— begin —
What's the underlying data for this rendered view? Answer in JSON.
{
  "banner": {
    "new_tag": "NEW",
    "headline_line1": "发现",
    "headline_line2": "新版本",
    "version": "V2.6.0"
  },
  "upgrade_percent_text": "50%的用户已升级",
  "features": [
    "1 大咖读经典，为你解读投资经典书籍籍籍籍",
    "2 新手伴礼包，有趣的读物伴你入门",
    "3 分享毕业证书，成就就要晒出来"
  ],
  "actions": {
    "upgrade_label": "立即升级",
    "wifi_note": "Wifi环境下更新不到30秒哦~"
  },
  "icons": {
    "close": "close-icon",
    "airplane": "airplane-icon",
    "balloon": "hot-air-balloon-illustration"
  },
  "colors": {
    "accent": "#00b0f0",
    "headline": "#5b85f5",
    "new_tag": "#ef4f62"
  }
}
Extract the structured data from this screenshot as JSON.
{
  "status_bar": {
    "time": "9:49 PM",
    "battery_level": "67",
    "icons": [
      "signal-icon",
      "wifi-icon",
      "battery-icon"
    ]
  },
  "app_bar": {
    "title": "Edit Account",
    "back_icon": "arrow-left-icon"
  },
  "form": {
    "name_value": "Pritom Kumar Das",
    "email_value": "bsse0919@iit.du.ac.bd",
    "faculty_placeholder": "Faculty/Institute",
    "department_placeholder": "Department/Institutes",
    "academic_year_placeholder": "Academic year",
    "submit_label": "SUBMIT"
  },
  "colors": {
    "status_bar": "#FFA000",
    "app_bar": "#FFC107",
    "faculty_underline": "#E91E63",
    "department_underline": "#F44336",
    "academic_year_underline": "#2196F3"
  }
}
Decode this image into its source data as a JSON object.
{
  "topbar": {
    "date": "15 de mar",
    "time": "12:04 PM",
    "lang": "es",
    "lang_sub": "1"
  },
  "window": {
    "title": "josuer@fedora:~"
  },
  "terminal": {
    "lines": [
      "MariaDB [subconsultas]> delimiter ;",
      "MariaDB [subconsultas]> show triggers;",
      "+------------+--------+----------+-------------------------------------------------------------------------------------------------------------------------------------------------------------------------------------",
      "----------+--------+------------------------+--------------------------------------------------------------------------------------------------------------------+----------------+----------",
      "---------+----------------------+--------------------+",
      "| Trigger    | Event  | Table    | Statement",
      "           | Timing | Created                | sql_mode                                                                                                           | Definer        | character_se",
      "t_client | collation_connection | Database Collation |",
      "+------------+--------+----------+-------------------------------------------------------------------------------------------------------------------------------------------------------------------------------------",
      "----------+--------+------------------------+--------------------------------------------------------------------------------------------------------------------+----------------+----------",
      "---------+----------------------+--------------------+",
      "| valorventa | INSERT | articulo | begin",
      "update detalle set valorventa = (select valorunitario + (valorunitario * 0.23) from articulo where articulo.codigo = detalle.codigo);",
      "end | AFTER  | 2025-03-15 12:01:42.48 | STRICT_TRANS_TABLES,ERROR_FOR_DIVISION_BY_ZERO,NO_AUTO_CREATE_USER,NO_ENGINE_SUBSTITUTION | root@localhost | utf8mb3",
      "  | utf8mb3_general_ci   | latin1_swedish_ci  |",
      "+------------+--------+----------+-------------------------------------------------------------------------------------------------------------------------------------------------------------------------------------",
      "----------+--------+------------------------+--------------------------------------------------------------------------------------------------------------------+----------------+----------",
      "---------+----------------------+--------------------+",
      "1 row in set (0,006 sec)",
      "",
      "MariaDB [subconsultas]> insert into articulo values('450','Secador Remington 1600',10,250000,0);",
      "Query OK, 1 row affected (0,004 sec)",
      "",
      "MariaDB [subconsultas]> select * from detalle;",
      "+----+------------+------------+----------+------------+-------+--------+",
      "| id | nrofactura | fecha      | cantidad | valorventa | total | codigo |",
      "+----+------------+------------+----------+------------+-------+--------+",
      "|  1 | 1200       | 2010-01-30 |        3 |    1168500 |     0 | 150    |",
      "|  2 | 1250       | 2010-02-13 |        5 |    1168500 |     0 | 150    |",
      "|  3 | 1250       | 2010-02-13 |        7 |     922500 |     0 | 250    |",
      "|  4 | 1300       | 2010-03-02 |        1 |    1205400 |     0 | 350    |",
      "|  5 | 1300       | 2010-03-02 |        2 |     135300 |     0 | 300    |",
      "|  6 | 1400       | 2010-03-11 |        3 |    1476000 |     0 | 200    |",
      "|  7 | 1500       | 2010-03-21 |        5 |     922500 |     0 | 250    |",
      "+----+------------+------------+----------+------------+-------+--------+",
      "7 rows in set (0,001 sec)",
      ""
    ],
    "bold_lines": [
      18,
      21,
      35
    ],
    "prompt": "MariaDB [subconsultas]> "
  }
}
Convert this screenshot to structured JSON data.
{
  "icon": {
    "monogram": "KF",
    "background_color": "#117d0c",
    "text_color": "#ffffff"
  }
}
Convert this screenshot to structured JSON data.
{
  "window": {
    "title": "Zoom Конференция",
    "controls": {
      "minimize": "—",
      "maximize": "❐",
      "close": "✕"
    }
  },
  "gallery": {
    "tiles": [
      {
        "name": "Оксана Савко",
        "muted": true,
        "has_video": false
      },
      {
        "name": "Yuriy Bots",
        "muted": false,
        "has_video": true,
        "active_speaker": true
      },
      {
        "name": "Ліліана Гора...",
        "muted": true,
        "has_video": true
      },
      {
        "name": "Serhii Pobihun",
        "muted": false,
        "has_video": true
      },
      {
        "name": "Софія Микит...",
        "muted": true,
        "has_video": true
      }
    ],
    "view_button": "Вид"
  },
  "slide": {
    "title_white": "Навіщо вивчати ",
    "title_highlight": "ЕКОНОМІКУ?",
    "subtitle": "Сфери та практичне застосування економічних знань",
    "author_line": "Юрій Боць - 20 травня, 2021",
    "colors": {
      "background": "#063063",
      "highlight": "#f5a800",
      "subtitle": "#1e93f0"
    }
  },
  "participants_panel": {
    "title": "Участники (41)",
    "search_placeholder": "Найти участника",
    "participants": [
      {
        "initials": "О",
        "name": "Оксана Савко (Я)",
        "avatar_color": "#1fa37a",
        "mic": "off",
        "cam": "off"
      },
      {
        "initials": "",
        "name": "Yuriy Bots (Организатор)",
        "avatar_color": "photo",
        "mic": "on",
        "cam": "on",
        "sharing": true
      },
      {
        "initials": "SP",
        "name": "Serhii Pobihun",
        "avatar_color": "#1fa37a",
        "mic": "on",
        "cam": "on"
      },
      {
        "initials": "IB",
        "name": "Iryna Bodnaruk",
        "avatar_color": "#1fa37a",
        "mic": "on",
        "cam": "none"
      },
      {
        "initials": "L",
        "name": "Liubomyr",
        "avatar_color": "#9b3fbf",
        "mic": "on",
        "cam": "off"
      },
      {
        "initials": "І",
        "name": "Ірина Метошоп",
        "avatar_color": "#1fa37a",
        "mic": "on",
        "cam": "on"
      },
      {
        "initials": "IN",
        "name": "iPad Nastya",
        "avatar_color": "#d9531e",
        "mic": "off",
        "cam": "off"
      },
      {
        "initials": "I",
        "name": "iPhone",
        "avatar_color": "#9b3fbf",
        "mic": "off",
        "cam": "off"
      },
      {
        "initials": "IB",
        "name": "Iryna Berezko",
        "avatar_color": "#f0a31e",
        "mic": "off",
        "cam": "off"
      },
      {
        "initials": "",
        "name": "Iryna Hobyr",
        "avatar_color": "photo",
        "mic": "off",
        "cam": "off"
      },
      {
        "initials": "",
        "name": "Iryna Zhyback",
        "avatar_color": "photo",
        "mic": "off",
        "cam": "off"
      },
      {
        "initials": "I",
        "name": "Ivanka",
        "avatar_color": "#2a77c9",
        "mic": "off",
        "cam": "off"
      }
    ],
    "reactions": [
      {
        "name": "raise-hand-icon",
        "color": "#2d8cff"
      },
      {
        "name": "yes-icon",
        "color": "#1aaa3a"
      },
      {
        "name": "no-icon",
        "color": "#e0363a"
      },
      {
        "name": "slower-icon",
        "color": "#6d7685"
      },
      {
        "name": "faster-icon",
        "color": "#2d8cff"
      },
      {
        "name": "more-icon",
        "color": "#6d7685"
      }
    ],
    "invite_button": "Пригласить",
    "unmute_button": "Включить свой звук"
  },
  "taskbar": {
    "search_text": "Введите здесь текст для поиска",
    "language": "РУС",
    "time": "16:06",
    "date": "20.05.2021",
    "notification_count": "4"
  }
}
— end —
- **Requirement**: Out of the material above, gather each line where "articulo" appears.

- **Exercise solution**:
      "| valorventa | INSERT | articulo | begin",
      "update detalle set valorventa = (select valorunitario + (valorunitario * 0.23) from articulo where articulo.codigo = detalle.codigo);",
      "MariaDB [subconsultas]> insert into articulo values('450','Secador Remington 1600',10,250000,0);",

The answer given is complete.